QUOTED TEXT:
※

DETAILED ACTION
Notice of Pre-AIA or AIA Status
The present application, filed on or after March 16, 2013, is being examined under the first inventor to file provisions of the AIA .
Claim Rejections - 35 USC § 101
35 U.S.C. 101 reads as follows:
Whoever invents or discovers any new and useful process, machine, manufacture, or composition of matter, or any new and useful improvement thereof, may obtain a patent therefor, subject to the conditions and requirements of this title.
Claims 1 – 20 are rejected under 35 U.S.C. 101 because the claimed invention is directed to an abstract idea without significantly more.
Claims 1 – 20 are all within at least one of the four categories of invention, and have been analyzed to determine whether they are directed to any judicial exceptions.
Step 2A, Prong 1
Each of claims 1 – 20 recites at least one step or instruction for detecting money laundering, which is grouped as a mental process and certain methods of organizing human activity under the 2019 PEG. The claimed limitations involve concepts performed in the human mind, namely observation, evaluation and judgement, which are mental processes and managing personal behavior and following rules or instructions, which are methods of organizing human activity under the 2019 PEG. Accordingly, each of Claims 1 – 20 recites an abstract idea.
Independent Claim 1 recites:
A system comprising:
a processor; and
a memory device that stores a plurality of instructions that, when executed by the processor, cause the processor to:
responsive to an occurrence of a cashout event associated with a first gaming establishment device, determine a funding source of an amount of funds of a credit balance of that first gaming establishment device, and
responsive to the determined funding source of the amount of funds of the credit
balance being a financial institution account maintained by a financial institution and
responsive to a determination that the cashout event is associated with a potential money
laundering activity, prevent a subsequent transfer of any amount of funds from the financial institution account to a second gaming establishment device.

※

MATERIAL SUPPLIED:
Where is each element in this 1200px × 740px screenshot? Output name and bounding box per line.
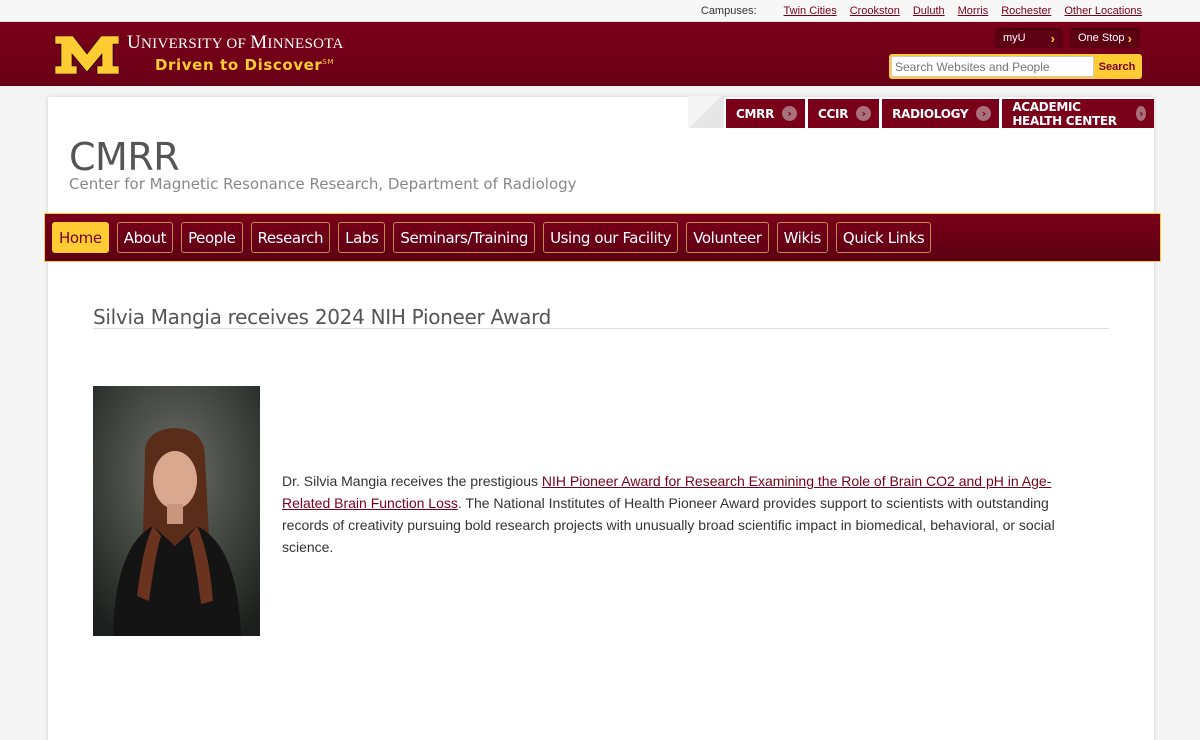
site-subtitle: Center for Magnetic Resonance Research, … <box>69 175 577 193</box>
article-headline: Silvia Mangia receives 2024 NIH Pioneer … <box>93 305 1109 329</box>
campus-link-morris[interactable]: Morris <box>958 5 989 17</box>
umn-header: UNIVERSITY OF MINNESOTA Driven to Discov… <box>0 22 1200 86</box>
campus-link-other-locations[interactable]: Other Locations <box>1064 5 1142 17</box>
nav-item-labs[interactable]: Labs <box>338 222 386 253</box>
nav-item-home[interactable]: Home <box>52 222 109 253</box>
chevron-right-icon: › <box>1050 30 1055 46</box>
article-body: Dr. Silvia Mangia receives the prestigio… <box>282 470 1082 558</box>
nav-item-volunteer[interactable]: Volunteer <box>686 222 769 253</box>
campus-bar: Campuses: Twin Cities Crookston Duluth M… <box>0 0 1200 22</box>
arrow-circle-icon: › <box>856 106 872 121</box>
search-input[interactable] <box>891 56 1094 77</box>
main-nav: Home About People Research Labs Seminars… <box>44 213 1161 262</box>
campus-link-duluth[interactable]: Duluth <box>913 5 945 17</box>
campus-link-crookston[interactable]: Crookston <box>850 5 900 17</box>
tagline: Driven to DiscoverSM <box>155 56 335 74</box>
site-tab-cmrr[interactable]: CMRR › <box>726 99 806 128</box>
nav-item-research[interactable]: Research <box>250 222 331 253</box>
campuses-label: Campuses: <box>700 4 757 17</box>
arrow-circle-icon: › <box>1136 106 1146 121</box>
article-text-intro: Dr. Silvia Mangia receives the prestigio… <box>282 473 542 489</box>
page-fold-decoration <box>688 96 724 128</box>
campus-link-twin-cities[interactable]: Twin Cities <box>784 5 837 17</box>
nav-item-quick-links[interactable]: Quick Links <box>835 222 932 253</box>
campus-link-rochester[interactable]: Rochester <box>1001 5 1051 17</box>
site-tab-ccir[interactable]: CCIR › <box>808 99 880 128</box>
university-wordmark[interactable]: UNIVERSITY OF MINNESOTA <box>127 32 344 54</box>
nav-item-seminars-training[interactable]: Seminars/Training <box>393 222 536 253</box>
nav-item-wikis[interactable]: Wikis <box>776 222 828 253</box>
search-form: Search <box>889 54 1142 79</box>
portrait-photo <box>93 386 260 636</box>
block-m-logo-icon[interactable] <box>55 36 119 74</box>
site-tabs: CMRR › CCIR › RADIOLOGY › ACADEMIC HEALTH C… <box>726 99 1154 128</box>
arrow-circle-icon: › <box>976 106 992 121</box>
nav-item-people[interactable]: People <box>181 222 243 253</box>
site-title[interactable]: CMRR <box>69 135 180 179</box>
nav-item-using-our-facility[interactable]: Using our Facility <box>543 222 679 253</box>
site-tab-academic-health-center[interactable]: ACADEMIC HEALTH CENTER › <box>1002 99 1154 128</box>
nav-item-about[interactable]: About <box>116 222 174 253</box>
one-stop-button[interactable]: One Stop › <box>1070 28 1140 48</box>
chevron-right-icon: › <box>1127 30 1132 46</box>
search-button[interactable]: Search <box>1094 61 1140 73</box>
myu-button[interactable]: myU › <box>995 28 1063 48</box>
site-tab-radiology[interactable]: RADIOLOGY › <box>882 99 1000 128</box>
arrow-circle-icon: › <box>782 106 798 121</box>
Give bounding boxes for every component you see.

※

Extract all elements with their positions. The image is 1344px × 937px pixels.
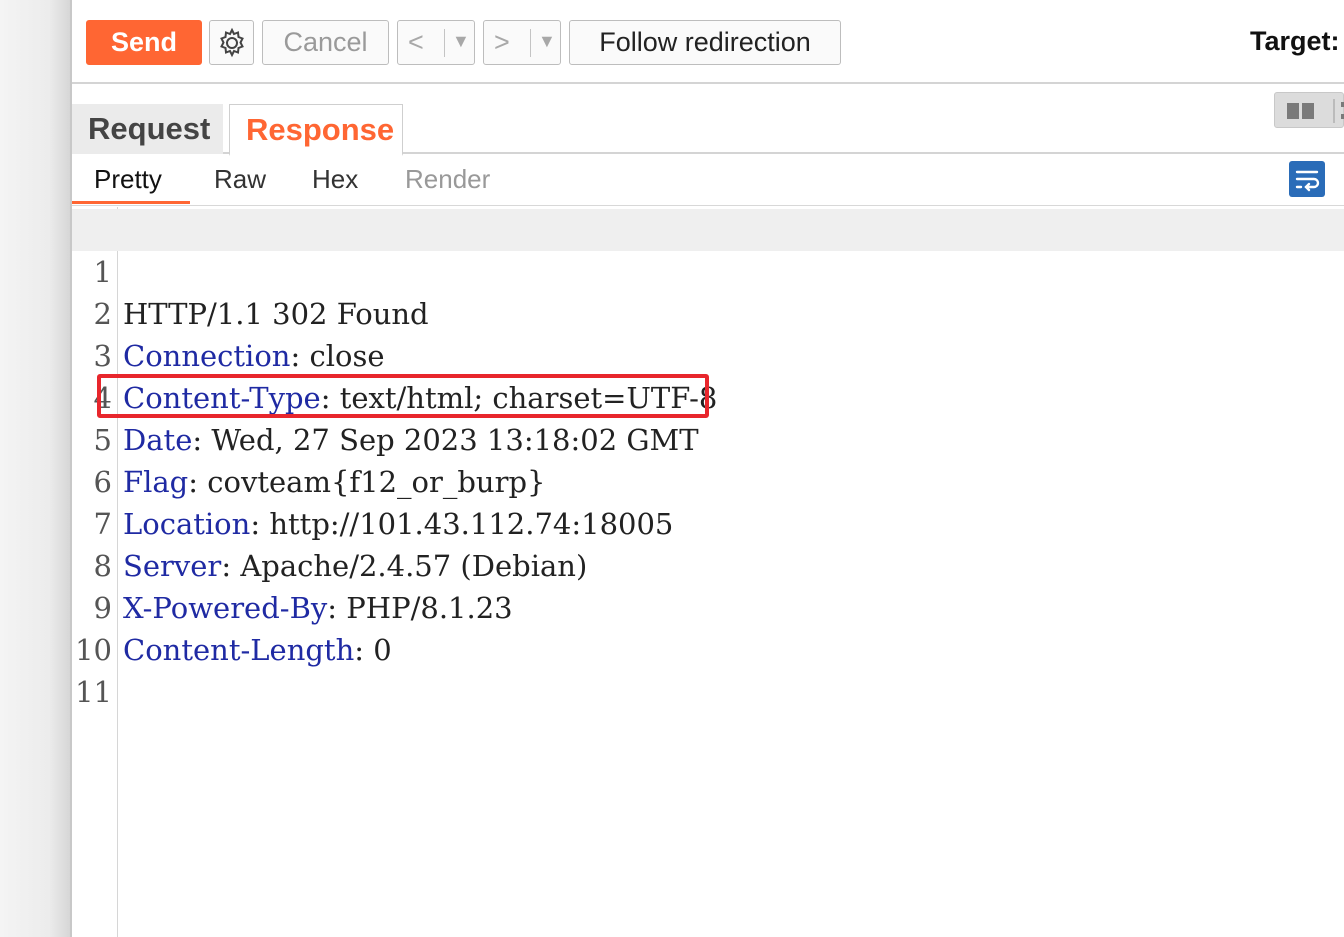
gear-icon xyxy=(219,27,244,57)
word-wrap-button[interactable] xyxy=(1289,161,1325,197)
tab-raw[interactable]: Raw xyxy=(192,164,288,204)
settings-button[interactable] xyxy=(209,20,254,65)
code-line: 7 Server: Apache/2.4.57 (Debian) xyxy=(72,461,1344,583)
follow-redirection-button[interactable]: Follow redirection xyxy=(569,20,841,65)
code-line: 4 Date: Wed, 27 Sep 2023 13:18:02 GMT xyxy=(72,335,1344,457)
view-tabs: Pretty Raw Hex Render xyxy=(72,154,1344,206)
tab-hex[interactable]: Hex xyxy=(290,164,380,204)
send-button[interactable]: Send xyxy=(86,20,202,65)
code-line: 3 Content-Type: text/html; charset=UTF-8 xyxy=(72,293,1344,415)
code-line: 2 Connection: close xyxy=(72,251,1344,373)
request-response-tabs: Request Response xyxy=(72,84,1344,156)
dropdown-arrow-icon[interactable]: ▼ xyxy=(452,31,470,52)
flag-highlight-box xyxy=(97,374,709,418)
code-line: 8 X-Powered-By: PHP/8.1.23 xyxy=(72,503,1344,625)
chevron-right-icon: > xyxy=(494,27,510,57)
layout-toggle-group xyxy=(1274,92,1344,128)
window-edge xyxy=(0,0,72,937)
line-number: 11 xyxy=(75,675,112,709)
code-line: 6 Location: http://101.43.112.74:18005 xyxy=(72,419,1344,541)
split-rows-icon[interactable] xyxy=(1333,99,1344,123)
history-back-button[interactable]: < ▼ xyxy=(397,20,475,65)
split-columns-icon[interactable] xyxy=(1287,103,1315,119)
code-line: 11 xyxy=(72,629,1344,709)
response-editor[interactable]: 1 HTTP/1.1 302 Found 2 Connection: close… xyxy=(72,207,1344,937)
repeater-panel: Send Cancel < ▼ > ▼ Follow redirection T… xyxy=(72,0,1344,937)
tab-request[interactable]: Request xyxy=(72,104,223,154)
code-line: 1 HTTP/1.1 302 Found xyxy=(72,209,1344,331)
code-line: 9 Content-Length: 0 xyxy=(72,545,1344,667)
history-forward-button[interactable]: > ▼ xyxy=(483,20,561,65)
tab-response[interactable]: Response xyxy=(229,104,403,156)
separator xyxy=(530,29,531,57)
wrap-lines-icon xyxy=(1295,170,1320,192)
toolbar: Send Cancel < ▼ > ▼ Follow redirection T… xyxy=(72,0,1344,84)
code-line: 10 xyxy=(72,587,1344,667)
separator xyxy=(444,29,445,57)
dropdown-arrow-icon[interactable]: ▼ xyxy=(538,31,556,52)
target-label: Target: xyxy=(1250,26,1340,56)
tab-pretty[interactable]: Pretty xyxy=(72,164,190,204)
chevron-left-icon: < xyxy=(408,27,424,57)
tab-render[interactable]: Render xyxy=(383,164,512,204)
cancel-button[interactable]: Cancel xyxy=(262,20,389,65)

※

WHAT YOU NEED TO DO:
a – According to the office action, on or after what date was the present application filed?
b – Output the part of the office action that opens with the words containing "Claims 1 – 20 are all" and closes with "any judicial exceptions.".
Please use only the office action to answer.

CORRECT ANSWERS:
a – March 16, 2013.

b –
Claims 1 – 20 are all within at least one of the four categories of invention, and have been analyzed to determine whether they are directed to any judicial exceptions.